-- Task instructions --
Swap every occurrence of "chevron-down-icon" in the lines below for "caret-icon", changing nothing else, and omit the pictures from your output.

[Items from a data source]

-=-=-=-=-

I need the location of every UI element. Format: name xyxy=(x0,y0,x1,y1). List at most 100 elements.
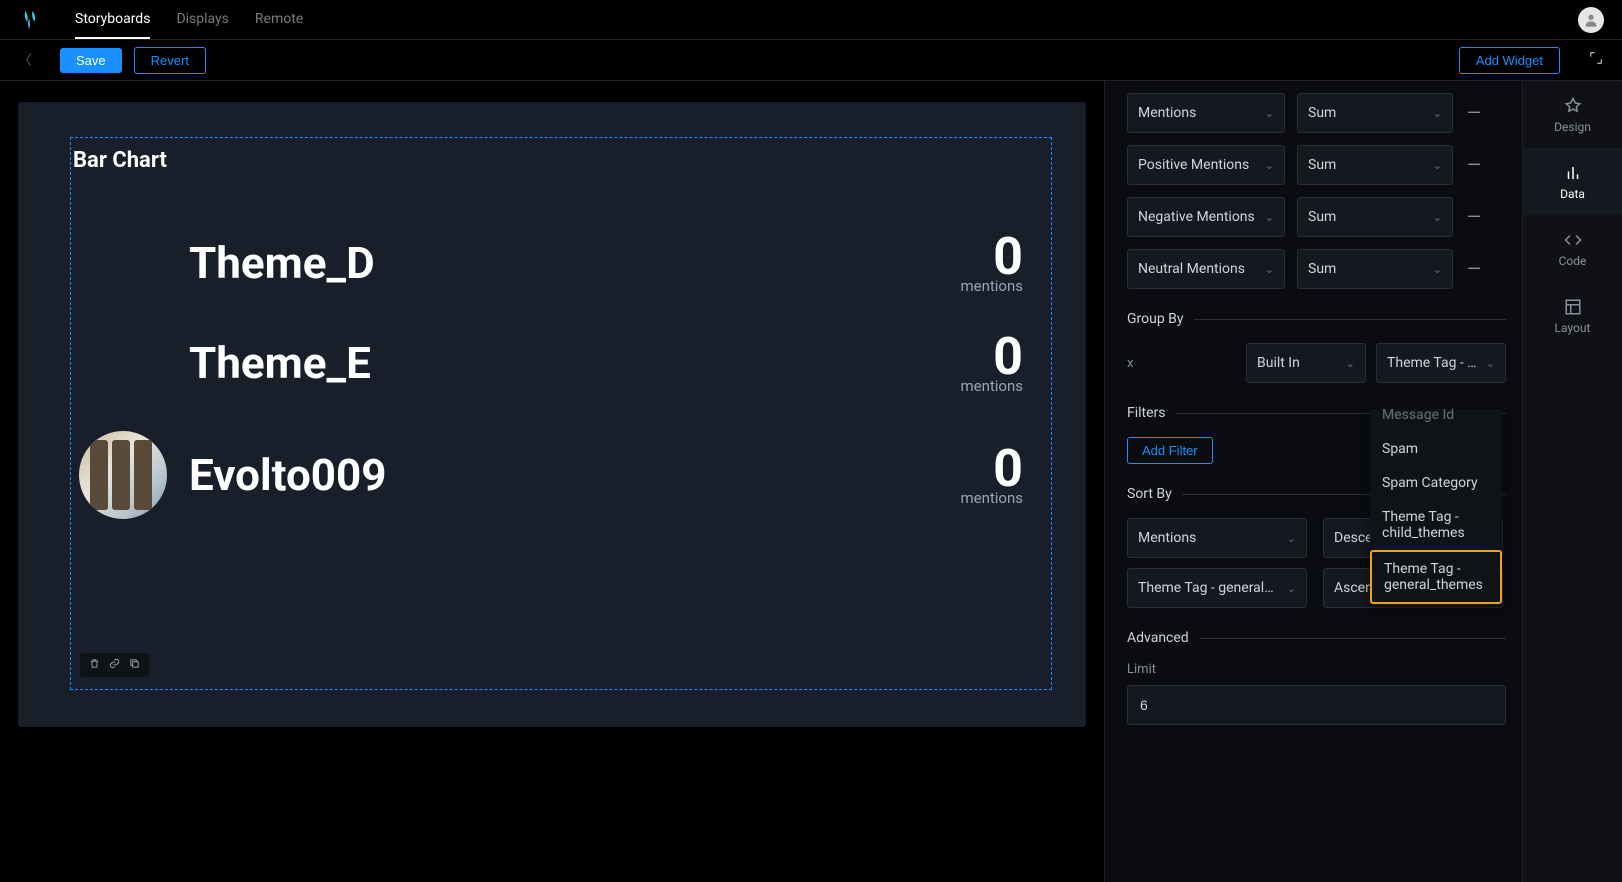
row-unit: mentions xyxy=(960,489,1023,507)
revert-button[interactable]: Revert xyxy=(134,47,206,74)
fullscreen-icon[interactable] xyxy=(1588,50,1604,70)
tab-remote[interactable]: Remote xyxy=(255,1,303,39)
back-chevron-icon[interactable]: 〈 xyxy=(18,50,32,70)
widget-mini-toolbar xyxy=(80,653,149,677)
row-avatar xyxy=(79,431,167,519)
limit-label: Limit xyxy=(1127,662,1506,677)
agg-select[interactable]: Sum ⌄ xyxy=(1297,197,1453,237)
dropdown-item[interactable]: Spam xyxy=(1370,432,1502,466)
agg-select[interactable]: Sum⌄ xyxy=(1297,93,1453,133)
chevron-down-icon: ⌄ xyxy=(1265,107,1274,120)
widget-card[interactable]: Bar Chart Theme_D 0 mentions Theme_E 0 m… xyxy=(18,102,1086,727)
metric-row: Positive Mentions⌄ Sum ⌄ — xyxy=(1127,145,1506,185)
agg-select[interactable]: Sum ⌄ xyxy=(1297,249,1453,289)
tab-storyboards[interactable]: Storyboards xyxy=(75,1,150,39)
config-panel: Mentions⌄ Sum⌄ — Positive Mentions⌄ Sum⌄… xyxy=(1104,81,1522,882)
metric-select[interactable]: Negative Mentions ⌄ xyxy=(1127,197,1285,237)
chevron-down-icon: ⌄ xyxy=(1265,263,1274,276)
chevron-down-icon: ⌄ xyxy=(1486,357,1495,370)
link-icon[interactable] xyxy=(109,658,120,672)
chart-row: Theme_D 0 mentions xyxy=(73,213,1039,313)
nav-tabs: Storyboards Displays Remote xyxy=(75,1,303,39)
sort-field-select[interactable]: Mentions ⌄ xyxy=(1127,518,1307,558)
axis-label: x xyxy=(1127,356,1141,371)
groupby-source-select[interactable]: Built In ⌄ xyxy=(1246,343,1366,383)
add-filter-button[interactable]: Add Filter xyxy=(1127,437,1213,464)
agg-select[interactable]: Sum ⌄ xyxy=(1297,145,1453,185)
chart-row: Evolto009 0 mentions xyxy=(73,413,1039,537)
select-value: Sum xyxy=(1308,209,1336,225)
select-value: Sum xyxy=(1308,157,1336,173)
remove-metric-button[interactable]: — xyxy=(1465,207,1483,228)
row-value: 0 mentions xyxy=(960,443,1023,507)
widget-selection: Bar Chart Theme_D 0 mentions Theme_E 0 m… xyxy=(70,137,1052,690)
select-value: Theme Tag - … xyxy=(1387,355,1477,371)
groupby-header: Group By xyxy=(1127,311,1506,327)
select-value: Mentions xyxy=(1138,105,1196,121)
rail-code[interactable]: Code xyxy=(1523,215,1622,282)
select-value: Desce xyxy=(1334,530,1373,546)
metric-select[interactable]: Positive Mentions⌄ xyxy=(1127,145,1285,185)
dropdown-item[interactable]: Message Id xyxy=(1370,405,1502,432)
save-button[interactable]: Save xyxy=(60,48,122,73)
row-value: 0 mentions xyxy=(960,331,1023,395)
metric-row: Neutral Mentions ⌄ Sum ⌄ — xyxy=(1127,249,1506,289)
editor-toolbar: 〈 Save Revert Add Widget xyxy=(0,40,1622,81)
row-label: Theme_D xyxy=(189,237,960,289)
row-unit: mentions xyxy=(960,377,1023,395)
remove-metric-button[interactable]: — xyxy=(1465,103,1483,124)
advanced-header: Advanced xyxy=(1127,630,1506,646)
select-value: Sum xyxy=(1308,261,1336,277)
row-label: Theme_E xyxy=(189,337,960,389)
dropdown-item[interactable]: Spam Category xyxy=(1370,466,1502,500)
tab-displays[interactable]: Displays xyxy=(176,1,228,39)
groupby-row: x Built In ⌄ Theme Tag - … ⌄ xyxy=(1127,343,1506,383)
chevron-down-icon: ⌄ xyxy=(1346,357,1355,370)
sort-field-select[interactable]: Theme Tag - general… ⌄ xyxy=(1127,568,1307,608)
groupby-field-select[interactable]: Theme Tag - … ⌄ xyxy=(1376,343,1506,383)
section-label: Advanced xyxy=(1127,630,1189,646)
select-value: Neutral Mentions xyxy=(1138,261,1245,277)
section-label: Filters xyxy=(1127,405,1166,421)
copy-icon[interactable] xyxy=(129,658,140,672)
user-avatar[interactable] xyxy=(1578,7,1604,33)
rail-layout[interactable]: Layout xyxy=(1523,282,1622,349)
add-widget-button[interactable]: Add Widget xyxy=(1459,47,1560,74)
dropdown-item[interactable]: Theme Tag - child_themes xyxy=(1370,500,1502,550)
app-logo xyxy=(18,9,40,31)
top-nav: Storyboards Displays Remote xyxy=(0,0,1622,40)
row-value: 0 mentions xyxy=(960,231,1023,295)
metric-select[interactable]: Neutral Mentions ⌄ xyxy=(1127,249,1285,289)
select-value: Sum xyxy=(1308,105,1336,121)
row-unit: mentions xyxy=(960,277,1023,295)
select-value: Mentions xyxy=(1138,530,1196,546)
rail-label: Data xyxy=(1523,187,1622,201)
select-value: Positive Mentions xyxy=(1138,157,1249,173)
row-number: 0 xyxy=(960,443,1023,495)
limit-input[interactable] xyxy=(1127,685,1506,725)
dropdown-item-selected[interactable]: Theme Tag - general_themes xyxy=(1370,550,1502,604)
metric-select[interactable]: Mentions ⌄ xyxy=(1127,93,1285,133)
chevron-down-icon: ⌄ xyxy=(1287,582,1296,595)
chevron-down-icon: ⌄ xyxy=(1433,159,1442,172)
groupby-dropdown-menu: Message Id Spam Spam Category Theme Tag … xyxy=(1370,409,1502,606)
chevron-down-icon: ⌄ xyxy=(1433,263,1442,276)
select-value: Theme Tag - general… xyxy=(1138,580,1274,596)
rail-data[interactable]: Data xyxy=(1523,148,1622,215)
rail-label: Design xyxy=(1523,120,1622,134)
chart-row: Theme_E 0 mentions xyxy=(73,313,1039,413)
chevron-down-icon: ⌄ xyxy=(1433,211,1442,224)
rail-design[interactable]: Design xyxy=(1523,81,1622,148)
remove-metric-button[interactable]: — xyxy=(1465,259,1483,280)
chevron-down-icon: ⌄ xyxy=(1287,532,1296,545)
chevron-down-icon: ⌄ xyxy=(1265,211,1274,224)
canvas-area: Bar Chart Theme_D 0 mentions Theme_E 0 m… xyxy=(0,81,1104,882)
select-value: Built In xyxy=(1257,355,1300,371)
trash-icon[interactable] xyxy=(89,658,100,672)
remove-metric-button[interactable]: — xyxy=(1465,155,1483,176)
metric-row: Negative Mentions ⌄ Sum ⌄ — xyxy=(1127,197,1506,237)
widget-title: Bar Chart xyxy=(73,148,1039,173)
row-label: Evolto009 xyxy=(189,449,960,501)
right-rail: Design Data Code Layout xyxy=(1522,81,1622,882)
select-value: Negative Mentions xyxy=(1138,209,1255,225)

-=-=-=-=-

-- Answer for the task --
I need the location of every UI element. Format: name xyxy=(x0,y0,x1,y1). List at most 100 elements.
row-unit: mentions xyxy=(960,489,1023,507)
revert-button[interactable]: Revert xyxy=(134,47,206,74)
fullscreen-icon[interactable] xyxy=(1588,50,1604,70)
tab-remote[interactable]: Remote xyxy=(255,1,303,39)
back-chevron-icon[interactable]: 〈 xyxy=(18,50,32,70)
widget-mini-toolbar xyxy=(80,653,149,677)
row-avatar xyxy=(79,431,167,519)
limit-label: Limit xyxy=(1127,662,1506,677)
agg-select[interactable]: Sum ⌄ xyxy=(1297,197,1453,237)
dropdown-item[interactable]: Spam xyxy=(1370,432,1502,466)
agg-select[interactable]: Sum⌄ xyxy=(1297,93,1453,133)
caret-icon: ⌄ xyxy=(1265,107,1274,120)
widget-card[interactable]: Bar Chart Theme_D 0 mentions Theme_E 0 m… xyxy=(18,102,1086,727)
metric-row: Positive Mentions⌄ Sum ⌄ — xyxy=(1127,145,1506,185)
agg-select[interactable]: Sum ⌄ xyxy=(1297,249,1453,289)
tab-storyboards[interactable]: Storyboards xyxy=(75,1,150,39)
config-panel: Mentions⌄ Sum⌄ — Positive Mentions⌄ Sum⌄… xyxy=(1104,81,1522,882)
metric-select[interactable]: Negative Mentions ⌄ xyxy=(1127,197,1285,237)
caret-icon: ⌄ xyxy=(1265,263,1274,276)
caret-icon: ⌄ xyxy=(1486,357,1495,370)
link-icon[interactable] xyxy=(109,658,120,672)
chart-row: Theme_D 0 mentions xyxy=(73,213,1039,313)
nav-tabs: Storyboards Displays Remote xyxy=(75,1,303,39)
sort-field-select[interactable]: Mentions ⌄ xyxy=(1127,518,1307,558)
axis-label: x xyxy=(1127,356,1141,371)
groupby-source-select[interactable]: Built In ⌄ xyxy=(1246,343,1366,383)
add-filter-button[interactable]: Add Filter xyxy=(1127,437,1213,464)
agg-select[interactable]: Sum ⌄ xyxy=(1297,145,1453,185)
chart-row: Evolto009 0 mentions xyxy=(73,413,1039,537)
select-value: Sum xyxy=(1308,209,1336,225)
select-value: Sum xyxy=(1308,157,1336,173)
remove-metric-button[interactable]: — xyxy=(1465,207,1483,228)
row-value: 0 mentions xyxy=(960,443,1023,507)
widget-selection: Bar Chart Theme_D 0 mentions Theme_E 0 m… xyxy=(70,137,1052,690)
select-value: Theme Tag - … xyxy=(1387,355,1477,371)
groupby-header: Group By xyxy=(1127,311,1506,327)
select-value: Mentions xyxy=(1138,105,1196,121)
rail-code[interactable]: Code xyxy=(1523,215,1622,282)
select-value: Desce xyxy=(1334,530,1373,546)
metric-select[interactable]: Positive Mentions⌄ xyxy=(1127,145,1285,185)
dropdown-item[interactable]: Message Id xyxy=(1370,405,1502,432)
save-button[interactable]: Save xyxy=(60,48,122,73)
row-value: 0 mentions xyxy=(960,331,1023,395)
metric-row: Neutral Mentions ⌄ Sum ⌄ — xyxy=(1127,249,1506,289)
editor-toolbar: 〈 Save Revert Add Widget xyxy=(0,40,1622,81)
row-label: Theme_D xyxy=(189,237,960,289)
row-unit: mentions xyxy=(960,377,1023,395)
remove-metric-button[interactable]: — xyxy=(1465,103,1483,124)
advanced-header: Advanced xyxy=(1127,630,1506,646)
select-value: Sum xyxy=(1308,261,1336,277)
row-label: Theme_E xyxy=(189,337,960,389)
dropdown-item[interactable]: Spam Category xyxy=(1370,466,1502,500)
tab-displays[interactable]: Displays xyxy=(176,1,228,39)
groupby-row: x Built In ⌄ Theme Tag - … ⌄ xyxy=(1127,343,1506,383)
caret-icon: ⌄ xyxy=(1346,357,1355,370)
sort-field-select[interactable]: Theme Tag - general… ⌄ xyxy=(1127,568,1307,608)
groupby-field-select[interactable]: Theme Tag - … ⌄ xyxy=(1376,343,1506,383)
section-label: Advanced xyxy=(1127,630,1189,646)
select-value: Neutral Mentions xyxy=(1138,261,1245,277)
section-label: Filters xyxy=(1127,405,1166,421)
copy-icon[interactable] xyxy=(129,658,140,672)
user-avatar[interactable] xyxy=(1578,7,1604,33)
rail-layout[interactable]: Layout xyxy=(1523,282,1622,349)
add-widget-button[interactable]: Add Widget xyxy=(1459,47,1560,74)
dropdown-item[interactable]: Theme Tag - child_themes xyxy=(1370,500,1502,550)
app-logo xyxy=(18,9,40,31)
top-nav: Storyboards Displays Remote xyxy=(0,0,1622,40)
row-value: 0 mentions xyxy=(960,231,1023,295)
metric-select[interactable]: Neutral Mentions ⌄ xyxy=(1127,249,1285,289)
select-value: Sum xyxy=(1308,105,1336,121)
row-unit: mentions xyxy=(960,277,1023,295)
select-value: Mentions xyxy=(1138,530,1196,546)
rail-label: Data xyxy=(1523,187,1622,201)
select-value: Positive Mentions xyxy=(1138,157,1249,173)
row-number: 0 xyxy=(960,443,1023,495)
limit-input[interactable] xyxy=(1127,685,1506,725)
dropdown-item-selected[interactable]: Theme Tag - general_themes xyxy=(1370,550,1502,604)
metric-select[interactable]: Mentions ⌄ xyxy=(1127,93,1285,133)
caret-icon: ⌄ xyxy=(1287,582,1296,595)
caret-icon: ⌄ xyxy=(1433,159,1442,172)
groupby-dropdown-menu: Message Id Spam Spam Category Theme Tag … xyxy=(1370,409,1502,606)
caret-icon: ⌄ xyxy=(1433,263,1442,276)
select-value: Theme Tag - general… xyxy=(1138,580,1274,596)
rail-data[interactable]: Data xyxy=(1523,148,1622,215)
rail-label: Design xyxy=(1523,120,1622,134)
chart-row: Theme_E 0 mentions xyxy=(73,313,1039,413)
caret-icon: ⌄ xyxy=(1433,211,1442,224)
rail-design[interactable]: Design xyxy=(1523,81,1622,148)
remove-metric-button[interactable]: — xyxy=(1465,259,1483,280)
caret-icon: ⌄ xyxy=(1287,532,1296,545)
caret-icon: ⌄ xyxy=(1265,211,1274,224)
canvas-area: Bar Chart Theme_D 0 mentions Theme_E 0 m… xyxy=(0,81,1104,882)
select-value: Built In xyxy=(1257,355,1300,371)
trash-icon[interactable] xyxy=(89,658,100,672)
remove-metric-button[interactable]: — xyxy=(1465,155,1483,176)
metric-row: Negative Mentions ⌄ Sum ⌄ — xyxy=(1127,197,1506,237)
widget-title: Bar Chart xyxy=(73,148,1039,173)
row-label: Evolto009 xyxy=(189,449,960,501)
right-rail: Design Data Code Layout xyxy=(1522,81,1622,882)
select-value: Negative Mentions xyxy=(1138,209,1255,225)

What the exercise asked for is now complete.